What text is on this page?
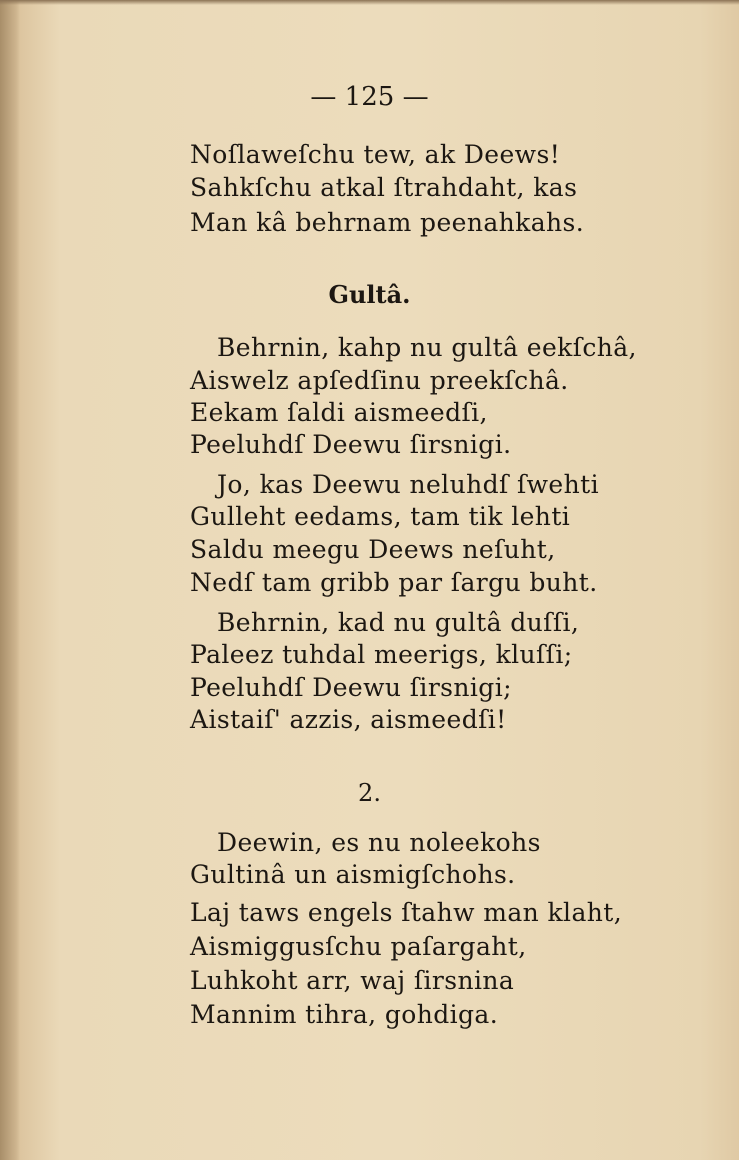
— 125 —
Noſlaweſchu tew, ak Deews!
Sahkſchu atkal ſtrahdaht, kas
Man kâ behrnam peenahkahs.
Gultâ.
Behrnin, kahp nu gultâ eekſchâ,
Aiswelz apſedſinu preekſchâ.
Eekam ſaldi aismeedſi,
Peeluhdſ Deewu ſirsnigi.
Jo, kas Deewu neluhdſ ſwehti
Gulleht eedams, tam tik lehti
Saldu meegu Deews neſuht,
Nedſ tam gribb par ſargu buht.
Behrnin, kad nu gultâ duſſi,
Paleez tuhdal meerigs, kluſſi;
Peeluhdſ Deewu ſirsnigi;
Aistaiſ' azzis, aismeedſi!
2.
Deewin, es nu noleekohs
Gultinâ un aismigſchohs.
Laj taws engels ſtahw man klaht,
Aismiggusſchu paſargaht,
Luhkoht arr, waj ſirsnina
Mannim tihra, gohdiga.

==*==

* [What is being asked]: Each line of the data should be quoted exactly, with pictures left out.

* [The answer]:
What text is on this page?
— 125 —
Noſlaweſchu tew, ak Deews!
Sahkſchu atkal ſtrahdaht, kas
Man kâ behrnam peenahkahs.
Gultâ.
Behrnin, kahp nu gultâ eekſchâ,
Aiswelz apſedſinu preekſchâ.
Eekam ſaldi aismeedſi,
Peeluhdſ Deewu ſirsnigi.
Jo, kas Deewu neluhdſ ſwehti
Gulleht eedams, tam tik lehti
Saldu meegu Deews neſuht,
Nedſ tam gribb par ſargu buht.
Behrnin, kad nu gultâ duſſi,
Paleez tuhdal meerigs, kluſſi;
Peeluhdſ Deewu ſirsnigi;
Aistaiſ' azzis, aismeedſi!
2.
Deewin, es nu noleekohs
Gultinâ un aismigſchohs.
Laj taws engels ſtahw man klaht,
Aismiggusſchu paſargaht,
Luhkoht arr, waj ſirsnina
Mannim tihra, gohdiga.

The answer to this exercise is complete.